■ What needs to be done ■
Retype everything in the listing, leaving each line exactly as it is.

■ Source records ■
================

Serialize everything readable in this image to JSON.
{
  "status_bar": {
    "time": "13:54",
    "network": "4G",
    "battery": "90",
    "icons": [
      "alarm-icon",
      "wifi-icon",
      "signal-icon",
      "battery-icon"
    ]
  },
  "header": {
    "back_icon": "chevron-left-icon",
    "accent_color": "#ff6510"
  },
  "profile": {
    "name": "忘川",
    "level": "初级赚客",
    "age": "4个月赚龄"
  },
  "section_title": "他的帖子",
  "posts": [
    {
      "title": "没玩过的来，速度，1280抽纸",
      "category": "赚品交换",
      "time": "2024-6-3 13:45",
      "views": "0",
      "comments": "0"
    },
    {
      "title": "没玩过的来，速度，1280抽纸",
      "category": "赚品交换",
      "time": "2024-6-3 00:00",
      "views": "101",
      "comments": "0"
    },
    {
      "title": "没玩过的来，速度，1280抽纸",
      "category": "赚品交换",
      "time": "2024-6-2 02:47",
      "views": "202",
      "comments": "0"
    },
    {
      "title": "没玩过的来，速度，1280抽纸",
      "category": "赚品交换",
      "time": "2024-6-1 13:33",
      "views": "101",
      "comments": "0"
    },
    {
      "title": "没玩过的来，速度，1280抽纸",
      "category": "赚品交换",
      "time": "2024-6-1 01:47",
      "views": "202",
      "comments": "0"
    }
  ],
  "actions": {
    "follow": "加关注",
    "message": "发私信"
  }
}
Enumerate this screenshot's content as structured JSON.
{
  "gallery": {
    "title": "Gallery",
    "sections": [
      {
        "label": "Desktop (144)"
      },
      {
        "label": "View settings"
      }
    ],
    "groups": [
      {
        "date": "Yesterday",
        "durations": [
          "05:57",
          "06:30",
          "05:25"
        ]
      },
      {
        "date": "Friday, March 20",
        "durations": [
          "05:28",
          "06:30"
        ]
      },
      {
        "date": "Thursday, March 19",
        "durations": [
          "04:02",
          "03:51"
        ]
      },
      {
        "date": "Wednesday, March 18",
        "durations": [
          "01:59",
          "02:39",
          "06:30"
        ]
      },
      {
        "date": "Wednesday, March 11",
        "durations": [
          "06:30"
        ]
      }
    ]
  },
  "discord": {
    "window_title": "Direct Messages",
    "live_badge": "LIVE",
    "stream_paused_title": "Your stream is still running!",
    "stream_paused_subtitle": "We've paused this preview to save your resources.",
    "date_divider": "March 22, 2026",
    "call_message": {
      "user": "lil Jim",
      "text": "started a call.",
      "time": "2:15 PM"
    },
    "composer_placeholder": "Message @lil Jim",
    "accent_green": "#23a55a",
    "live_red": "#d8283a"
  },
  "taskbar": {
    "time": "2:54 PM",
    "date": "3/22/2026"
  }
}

================

■ Result for this exercise ■
Serialize everything readable in this image to JSON.
{
  "status_bar": {
    "time": "13:54",
    "network": "4G",
    "battery": "90",
    "icons": [
      "alarm-icon",
      "wifi-icon",
      "signal-icon",
      "battery-icon"
    ]
  },
  "header": {
    "back_icon": "chevron-left-icon",
    "accent_color": "#ff6510"
  },
  "profile": {
    "name": "忘川",
    "level": "初级赚客",
    "age": "4个月赚龄"
  },
  "section_title": "他的帖子",
  "posts": [
    {
      "title": "没玩过的来，速度，1280抽纸",
      "category": "赚品交换",
      "time": "2024-6-3 13:45",
      "views": "0",
      "comments": "0"
    },
    {
      "title": "没玩过的来，速度，1280抽纸",
      "category": "赚品交换",
      "time": "2024-6-3 00:00",
      "views": "101",
      "comments": "0"
    },
    {
      "title": "没玩过的来，速度，1280抽纸",
      "category": "赚品交换",
      "time": "2024-6-2 02:47",
      "views": "202",
      "comments": "0"
    },
    {
      "title": "没玩过的来，速度，1280抽纸",
      "category": "赚品交换",
      "time": "2024-6-1 13:33",
      "views": "101",
      "comments": "0"
    },
    {
      "title": "没玩过的来，速度，1280抽纸",
      "category": "赚品交换",
      "time": "2024-6-1 01:47",
      "views": "202",
      "comments": "0"
    }
  ],
  "actions": {
    "follow": "加关注",
    "message": "发私信"
  }
}
Enumerate this screenshot's content as structured JSON.
{
  "gallery": {
    "title": "Gallery",
    "sections": [
      {
        "label": "Desktop (144)"
      },
      {
        "label": "View settings"
      }
    ],
    "groups": [
      {
        "date": "Yesterday",
        "durations": [
          "05:57",
          "06:30",
          "05:25"
        ]
      },
      {
        "date": "Friday, March 20",
        "durations": [
          "05:28",
          "06:30"
        ]
      },
      {
        "date": "Thursday, March 19",
        "durations": [
          "04:02",
          "03:51"
        ]
      },
      {
        "date": "Wednesday, March 18",
        "durations": [
          "01:59",
          "02:39",
          "06:30"
        ]
      },
      {
        "date": "Wednesday, March 11",
        "durations": [
          "06:30"
        ]
      }
    ]
  },
  "discord": {
    "window_title": "Direct Messages",
    "live_badge": "LIVE",
    "stream_paused_title": "Your stream is still running!",
    "stream_paused_subtitle": "We've paused this preview to save your resources.",
    "date_divider": "March 22, 2026",
    "call_message": {
      "user": "lil Jim",
      "text": "started a call.",
      "time": "2:15 PM"
    },
    "composer_placeholder": "Message @lil Jim",
    "accent_green": "#23a55a",
    "live_red": "#d8283a"
  },
  "taskbar": {
    "time": "2:54 PM",
    "date": "3/22/2026"
  }
}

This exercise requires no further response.